Repeat all of the records verbatim.

Data entries:
□ □ □ □ □ □ □
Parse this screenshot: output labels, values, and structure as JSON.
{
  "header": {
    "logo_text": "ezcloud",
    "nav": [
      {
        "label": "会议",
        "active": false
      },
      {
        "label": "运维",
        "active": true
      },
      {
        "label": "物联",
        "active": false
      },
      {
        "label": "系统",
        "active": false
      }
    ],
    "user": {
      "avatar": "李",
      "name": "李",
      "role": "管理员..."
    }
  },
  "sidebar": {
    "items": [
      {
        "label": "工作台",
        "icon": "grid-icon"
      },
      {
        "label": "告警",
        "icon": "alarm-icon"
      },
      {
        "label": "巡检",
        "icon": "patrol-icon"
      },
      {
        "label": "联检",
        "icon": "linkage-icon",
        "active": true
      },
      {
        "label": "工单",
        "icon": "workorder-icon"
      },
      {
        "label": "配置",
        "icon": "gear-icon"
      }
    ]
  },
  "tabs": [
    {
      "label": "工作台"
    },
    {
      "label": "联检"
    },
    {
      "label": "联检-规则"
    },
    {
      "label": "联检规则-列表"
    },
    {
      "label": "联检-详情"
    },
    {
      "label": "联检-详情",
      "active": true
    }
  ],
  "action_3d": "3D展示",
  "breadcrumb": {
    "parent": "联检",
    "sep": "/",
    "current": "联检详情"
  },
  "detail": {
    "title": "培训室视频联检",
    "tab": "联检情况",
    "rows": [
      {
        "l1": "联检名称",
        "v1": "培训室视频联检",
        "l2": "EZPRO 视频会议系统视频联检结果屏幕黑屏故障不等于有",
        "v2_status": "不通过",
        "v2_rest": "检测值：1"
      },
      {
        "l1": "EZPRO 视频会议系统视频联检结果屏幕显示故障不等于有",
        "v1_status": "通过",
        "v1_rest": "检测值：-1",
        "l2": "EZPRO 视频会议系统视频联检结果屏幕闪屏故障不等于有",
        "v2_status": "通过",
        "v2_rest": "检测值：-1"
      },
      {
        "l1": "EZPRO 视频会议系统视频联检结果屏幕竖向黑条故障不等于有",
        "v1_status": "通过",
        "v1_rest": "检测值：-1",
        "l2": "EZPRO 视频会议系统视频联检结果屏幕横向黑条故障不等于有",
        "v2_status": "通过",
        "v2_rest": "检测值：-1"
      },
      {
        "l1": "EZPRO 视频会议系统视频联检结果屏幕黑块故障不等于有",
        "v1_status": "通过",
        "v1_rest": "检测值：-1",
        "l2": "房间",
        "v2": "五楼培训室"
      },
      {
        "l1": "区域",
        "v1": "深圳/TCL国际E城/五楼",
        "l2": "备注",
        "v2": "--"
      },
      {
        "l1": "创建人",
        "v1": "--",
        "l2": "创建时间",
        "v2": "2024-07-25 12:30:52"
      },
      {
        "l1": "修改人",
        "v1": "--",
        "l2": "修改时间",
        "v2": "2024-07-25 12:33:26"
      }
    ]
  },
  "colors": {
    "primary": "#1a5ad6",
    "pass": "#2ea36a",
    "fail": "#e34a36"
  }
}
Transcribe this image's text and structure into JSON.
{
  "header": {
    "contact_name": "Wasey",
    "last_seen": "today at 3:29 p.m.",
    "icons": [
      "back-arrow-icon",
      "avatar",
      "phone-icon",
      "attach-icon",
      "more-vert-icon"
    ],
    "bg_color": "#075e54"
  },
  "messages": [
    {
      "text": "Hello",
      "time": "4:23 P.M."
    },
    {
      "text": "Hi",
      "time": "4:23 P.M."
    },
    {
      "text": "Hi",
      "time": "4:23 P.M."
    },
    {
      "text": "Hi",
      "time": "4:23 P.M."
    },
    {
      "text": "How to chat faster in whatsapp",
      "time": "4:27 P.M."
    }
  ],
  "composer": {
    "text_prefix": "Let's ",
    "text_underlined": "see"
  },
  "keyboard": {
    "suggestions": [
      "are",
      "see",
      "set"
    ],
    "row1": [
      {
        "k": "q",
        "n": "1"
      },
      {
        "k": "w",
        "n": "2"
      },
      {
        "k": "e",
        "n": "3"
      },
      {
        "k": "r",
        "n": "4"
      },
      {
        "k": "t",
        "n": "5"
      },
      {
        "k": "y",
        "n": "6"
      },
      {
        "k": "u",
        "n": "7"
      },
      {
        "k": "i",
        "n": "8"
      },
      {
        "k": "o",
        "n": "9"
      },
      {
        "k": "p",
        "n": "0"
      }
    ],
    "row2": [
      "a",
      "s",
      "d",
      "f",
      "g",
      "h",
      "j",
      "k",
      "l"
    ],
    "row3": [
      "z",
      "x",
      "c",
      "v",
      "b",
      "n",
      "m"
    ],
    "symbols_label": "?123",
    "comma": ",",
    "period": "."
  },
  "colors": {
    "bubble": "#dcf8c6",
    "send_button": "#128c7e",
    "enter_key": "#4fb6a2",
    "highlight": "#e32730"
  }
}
□ □ □ □ □ □ □
_Complete response_
Parse this screenshot: output labels, values, and structure as JSON.
{
  "header": {
    "logo_text": "ezcloud",
    "nav": [
      {
        "label": "会议",
        "active": false
      },
      {
        "label": "运维",
        "active": true
      },
      {
        "label": "物联",
        "active": false
      },
      {
        "label": "系统",
        "active": false
      }
    ],
    "user": {
      "avatar": "李",
      "name": "李",
      "role": "管理员..."
    }
  },
  "sidebar": {
    "items": [
      {
        "label": "工作台",
        "icon": "grid-icon"
      },
      {
        "label": "告警",
        "icon": "alarm-icon"
      },
      {
        "label": "巡检",
        "icon": "patrol-icon"
      },
      {
        "label": "联检",
        "icon": "linkage-icon",
        "active": true
      },
      {
        "label": "工单",
        "icon": "workorder-icon"
      },
      {
        "label": "配置",
        "icon": "gear-icon"
      }
    ]
  },
  "tabs": [
    {
      "label": "工作台"
    },
    {
      "label": "联检"
    },
    {
      "label": "联检-规则"
    },
    {
      "label": "联检规则-列表"
    },
    {
      "label": "联检-详情"
    },
    {
      "label": "联检-详情",
      "active": true
    }
  ],
  "action_3d": "3D展示",
  "breadcrumb": {
    "parent": "联检",
    "sep": "/",
    "current": "联检详情"
  },
  "detail": {
    "title": "培训室视频联检",
    "tab": "联检情况",
    "rows": [
      {
        "l1": "联检名称",
        "v1": "培训室视频联检",
        "l2": "EZPRO 视频会议系统视频联检结果屏幕黑屏故障不等于有",
        "v2_status": "不通过",
        "v2_rest": "检测值：1"
      },
      {
        "l1": "EZPRO 视频会议系统视频联检结果屏幕显示故障不等于有",
        "v1_status": "通过",
        "v1_rest": "检测值：-1",
        "l2": "EZPRO 视频会议系统视频联检结果屏幕闪屏故障不等于有",
        "v2_status": "通过",
        "v2_rest": "检测值：-1"
      },
      {
        "l1": "EZPRO 视频会议系统视频联检结果屏幕竖向黑条故障不等于有",
        "v1_status": "通过",
        "v1_rest": "检测值：-1",
        "l2": "EZPRO 视频会议系统视频联检结果屏幕横向黑条故障不等于有",
        "v2_status": "通过",
        "v2_rest": "检测值：-1"
      },
      {
        "l1": "EZPRO 视频会议系统视频联检结果屏幕黑块故障不等于有",
        "v1_status": "通过",
        "v1_rest": "检测值：-1",
        "l2": "房间",
        "v2": "五楼培训室"
      },
      {
        "l1": "区域",
        "v1": "深圳/TCL国际E城/五楼",
        "l2": "备注",
        "v2": "--"
      },
      {
        "l1": "创建人",
        "v1": "--",
        "l2": "创建时间",
        "v2": "2024-07-25 12:30:52"
      },
      {
        "l1": "修改人",
        "v1": "--",
        "l2": "修改时间",
        "v2": "2024-07-25 12:33:26"
      }
    ]
  },
  "colors": {
    "primary": "#1a5ad6",
    "pass": "#2ea36a",
    "fail": "#e34a36"
  }
}
Transcribe this image's text and structure into JSON.
{
  "header": {
    "contact_name": "Wasey",
    "last_seen": "today at 3:29 p.m.",
    "icons": [
      "back-arrow-icon",
      "avatar",
      "phone-icon",
      "attach-icon",
      "more-vert-icon"
    ],
    "bg_color": "#075e54"
  },
  "messages": [
    {
      "text": "Hello",
      "time": "4:23 P.M."
    },
    {
      "text": "Hi",
      "time": "4:23 P.M."
    },
    {
      "text": "Hi",
      "time": "4:23 P.M."
    },
    {
      "text": "Hi",
      "time": "4:23 P.M."
    },
    {
      "text": "How to chat faster in whatsapp",
      "time": "4:27 P.M."
    }
  ],
  "composer": {
    "text_prefix": "Let's ",
    "text_underlined": "see"
  },
  "keyboard": {
    "suggestions": [
      "are",
      "see",
      "set"
    ],
    "row1": [
      {
        "k": "q",
        "n": "1"
      },
      {
        "k": "w",
        "n": "2"
      },
      {
        "k": "e",
        "n": "3"
      },
      {
        "k": "r",
        "n": "4"
      },
      {
        "k": "t",
        "n": "5"
      },
      {
        "k": "y",
        "n": "6"
      },
      {
        "k": "u",
        "n": "7"
      },
      {
        "k": "i",
        "n": "8"
      },
      {
        "k": "o",
        "n": "9"
      },
      {
        "k": "p",
        "n": "0"
      }
    ],
    "row2": [
      "a",
      "s",
      "d",
      "f",
      "g",
      "h",
      "j",
      "k",
      "l"
    ],
    "row3": [
      "z",
      "x",
      "c",
      "v",
      "b",
      "n",
      "m"
    ],
    "symbols_label": "?123",
    "comma": ",",
    "period": "."
  },
  "colors": {
    "bubble": "#dcf8c6",
    "send_button": "#128c7e",
    "enter_key": "#4fb6a2",
    "highlight": "#e32730"
  }
}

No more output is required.